Collected data entries:
------------
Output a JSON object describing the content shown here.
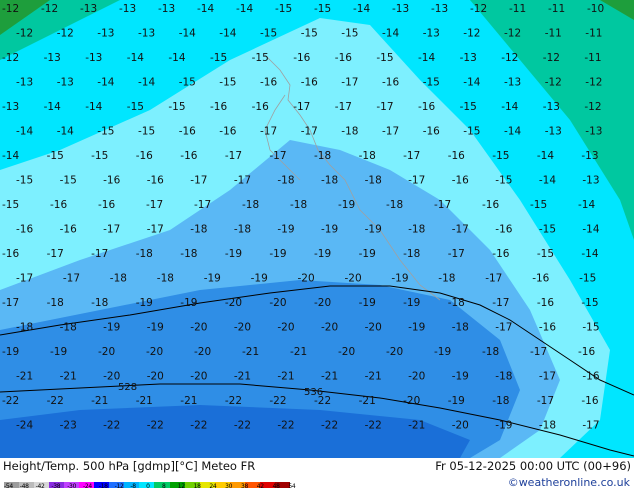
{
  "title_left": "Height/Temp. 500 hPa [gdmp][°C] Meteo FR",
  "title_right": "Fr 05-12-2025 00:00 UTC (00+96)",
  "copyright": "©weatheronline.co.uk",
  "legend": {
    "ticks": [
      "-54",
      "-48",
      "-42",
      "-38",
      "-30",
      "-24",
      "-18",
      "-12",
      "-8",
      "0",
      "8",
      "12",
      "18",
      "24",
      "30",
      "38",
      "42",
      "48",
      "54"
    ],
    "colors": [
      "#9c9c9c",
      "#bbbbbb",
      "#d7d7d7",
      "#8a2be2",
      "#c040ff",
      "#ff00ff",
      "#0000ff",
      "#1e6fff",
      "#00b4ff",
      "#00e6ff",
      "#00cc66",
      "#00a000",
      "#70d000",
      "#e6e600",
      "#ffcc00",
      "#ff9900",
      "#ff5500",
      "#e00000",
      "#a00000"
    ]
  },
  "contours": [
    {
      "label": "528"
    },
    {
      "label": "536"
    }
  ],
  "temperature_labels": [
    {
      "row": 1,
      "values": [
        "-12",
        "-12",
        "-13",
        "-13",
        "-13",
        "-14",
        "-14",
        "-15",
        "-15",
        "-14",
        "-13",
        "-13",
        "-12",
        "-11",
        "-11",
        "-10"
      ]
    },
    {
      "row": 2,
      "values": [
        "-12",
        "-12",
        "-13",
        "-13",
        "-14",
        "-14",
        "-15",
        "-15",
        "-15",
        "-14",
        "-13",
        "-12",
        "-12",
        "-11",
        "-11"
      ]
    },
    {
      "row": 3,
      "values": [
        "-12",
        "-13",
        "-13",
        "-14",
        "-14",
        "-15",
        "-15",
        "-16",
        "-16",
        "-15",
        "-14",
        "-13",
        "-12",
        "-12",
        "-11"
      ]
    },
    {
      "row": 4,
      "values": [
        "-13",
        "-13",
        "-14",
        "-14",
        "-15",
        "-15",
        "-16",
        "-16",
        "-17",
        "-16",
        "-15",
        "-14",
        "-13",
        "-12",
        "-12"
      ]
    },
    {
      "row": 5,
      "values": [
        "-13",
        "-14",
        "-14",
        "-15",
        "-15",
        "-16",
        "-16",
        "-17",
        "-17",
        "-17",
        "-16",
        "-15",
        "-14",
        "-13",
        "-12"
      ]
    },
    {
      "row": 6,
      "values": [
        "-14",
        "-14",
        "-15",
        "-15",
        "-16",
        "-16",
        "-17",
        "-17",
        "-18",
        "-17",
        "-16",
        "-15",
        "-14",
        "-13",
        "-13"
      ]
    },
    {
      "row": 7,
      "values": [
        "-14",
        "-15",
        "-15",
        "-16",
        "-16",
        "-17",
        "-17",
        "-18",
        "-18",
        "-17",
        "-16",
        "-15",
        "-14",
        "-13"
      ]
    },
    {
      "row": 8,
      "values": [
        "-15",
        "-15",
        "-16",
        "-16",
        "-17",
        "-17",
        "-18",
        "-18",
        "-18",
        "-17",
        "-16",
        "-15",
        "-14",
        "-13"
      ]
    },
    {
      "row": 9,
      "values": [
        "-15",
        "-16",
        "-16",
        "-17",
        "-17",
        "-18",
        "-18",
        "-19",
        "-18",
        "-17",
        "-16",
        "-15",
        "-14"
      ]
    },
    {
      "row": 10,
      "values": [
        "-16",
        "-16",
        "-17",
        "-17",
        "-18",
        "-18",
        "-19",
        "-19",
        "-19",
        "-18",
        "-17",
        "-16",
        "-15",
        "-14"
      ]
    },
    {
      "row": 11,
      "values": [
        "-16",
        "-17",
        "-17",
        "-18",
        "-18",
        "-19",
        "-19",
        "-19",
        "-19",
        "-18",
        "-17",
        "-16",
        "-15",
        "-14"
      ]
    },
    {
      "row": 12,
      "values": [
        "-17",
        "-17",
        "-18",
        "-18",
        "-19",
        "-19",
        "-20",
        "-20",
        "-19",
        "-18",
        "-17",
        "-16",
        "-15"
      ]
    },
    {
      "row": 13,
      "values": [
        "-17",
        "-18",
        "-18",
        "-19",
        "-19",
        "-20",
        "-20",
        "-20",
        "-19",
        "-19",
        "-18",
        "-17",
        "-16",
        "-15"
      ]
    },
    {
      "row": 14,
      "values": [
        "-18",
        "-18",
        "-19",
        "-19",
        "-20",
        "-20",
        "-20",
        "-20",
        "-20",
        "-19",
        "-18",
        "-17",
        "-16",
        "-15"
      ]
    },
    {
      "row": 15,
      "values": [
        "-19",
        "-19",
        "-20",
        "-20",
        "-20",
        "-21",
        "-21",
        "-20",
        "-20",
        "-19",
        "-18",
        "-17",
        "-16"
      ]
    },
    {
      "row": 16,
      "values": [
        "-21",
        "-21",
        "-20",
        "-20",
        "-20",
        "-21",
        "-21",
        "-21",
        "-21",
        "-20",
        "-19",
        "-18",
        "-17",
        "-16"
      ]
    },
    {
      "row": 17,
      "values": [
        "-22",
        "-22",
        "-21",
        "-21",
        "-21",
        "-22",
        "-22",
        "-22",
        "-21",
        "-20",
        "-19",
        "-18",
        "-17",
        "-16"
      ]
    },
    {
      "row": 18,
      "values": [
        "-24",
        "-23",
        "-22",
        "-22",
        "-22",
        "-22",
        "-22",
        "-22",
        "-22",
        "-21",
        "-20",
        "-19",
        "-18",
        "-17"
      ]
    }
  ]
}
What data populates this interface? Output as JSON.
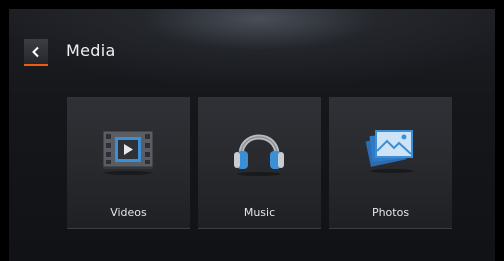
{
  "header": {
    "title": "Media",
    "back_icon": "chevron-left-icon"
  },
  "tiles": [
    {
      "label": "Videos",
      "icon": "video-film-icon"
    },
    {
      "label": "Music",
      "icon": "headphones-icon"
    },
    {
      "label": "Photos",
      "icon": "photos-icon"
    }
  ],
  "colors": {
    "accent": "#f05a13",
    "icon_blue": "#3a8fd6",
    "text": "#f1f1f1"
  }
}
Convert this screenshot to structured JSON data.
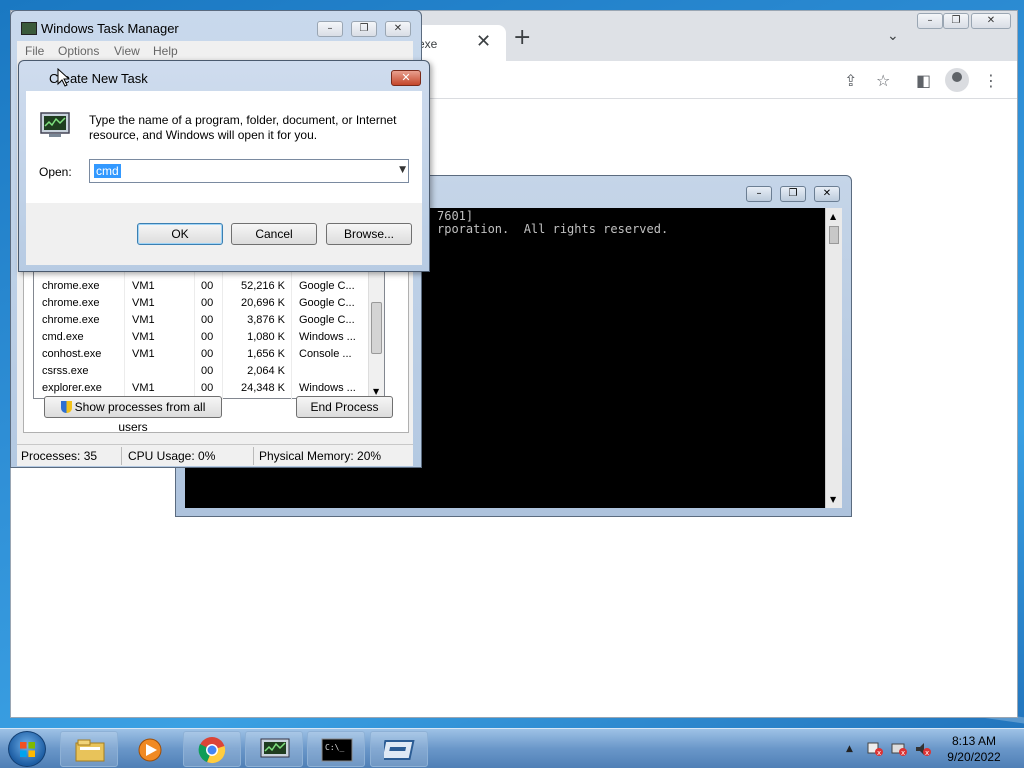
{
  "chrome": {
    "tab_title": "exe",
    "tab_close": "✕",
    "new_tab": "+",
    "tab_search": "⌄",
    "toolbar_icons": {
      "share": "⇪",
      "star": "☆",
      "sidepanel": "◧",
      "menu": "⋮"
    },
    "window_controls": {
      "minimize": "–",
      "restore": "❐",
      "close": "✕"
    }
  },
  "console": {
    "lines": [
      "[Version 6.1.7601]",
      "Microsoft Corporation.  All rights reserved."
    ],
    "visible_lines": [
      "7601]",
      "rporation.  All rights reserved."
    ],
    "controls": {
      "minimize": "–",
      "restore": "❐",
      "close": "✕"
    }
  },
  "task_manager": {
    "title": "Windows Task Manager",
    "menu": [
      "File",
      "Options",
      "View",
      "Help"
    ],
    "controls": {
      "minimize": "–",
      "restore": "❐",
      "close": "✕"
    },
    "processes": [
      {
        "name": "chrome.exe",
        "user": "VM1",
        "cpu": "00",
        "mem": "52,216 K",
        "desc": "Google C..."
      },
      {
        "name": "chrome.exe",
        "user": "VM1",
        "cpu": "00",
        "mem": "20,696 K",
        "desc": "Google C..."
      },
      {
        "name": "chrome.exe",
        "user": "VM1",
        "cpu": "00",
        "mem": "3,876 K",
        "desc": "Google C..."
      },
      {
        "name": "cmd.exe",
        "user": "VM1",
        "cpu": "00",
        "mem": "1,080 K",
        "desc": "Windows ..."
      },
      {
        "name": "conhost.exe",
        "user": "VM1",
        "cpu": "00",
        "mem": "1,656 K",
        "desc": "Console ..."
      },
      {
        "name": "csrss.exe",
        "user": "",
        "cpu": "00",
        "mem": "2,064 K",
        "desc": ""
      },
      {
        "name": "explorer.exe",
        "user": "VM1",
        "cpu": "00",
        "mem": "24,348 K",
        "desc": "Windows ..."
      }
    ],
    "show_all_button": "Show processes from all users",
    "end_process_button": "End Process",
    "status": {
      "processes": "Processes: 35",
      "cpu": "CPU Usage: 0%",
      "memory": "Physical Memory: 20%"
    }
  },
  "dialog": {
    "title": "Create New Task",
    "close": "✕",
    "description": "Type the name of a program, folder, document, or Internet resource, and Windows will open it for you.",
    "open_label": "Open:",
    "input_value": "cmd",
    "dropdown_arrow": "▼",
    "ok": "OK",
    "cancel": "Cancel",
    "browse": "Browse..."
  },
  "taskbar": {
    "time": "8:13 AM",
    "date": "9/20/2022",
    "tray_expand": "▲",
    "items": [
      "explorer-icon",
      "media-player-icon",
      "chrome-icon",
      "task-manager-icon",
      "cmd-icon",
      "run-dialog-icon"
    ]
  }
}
------------
■ **Exercise brief**: Return all lines containing the word "processes".

■ **The completed task**:
    "processes": [
    "show_all_button": "Show processes from all users",
      "processes": "Processes: 35",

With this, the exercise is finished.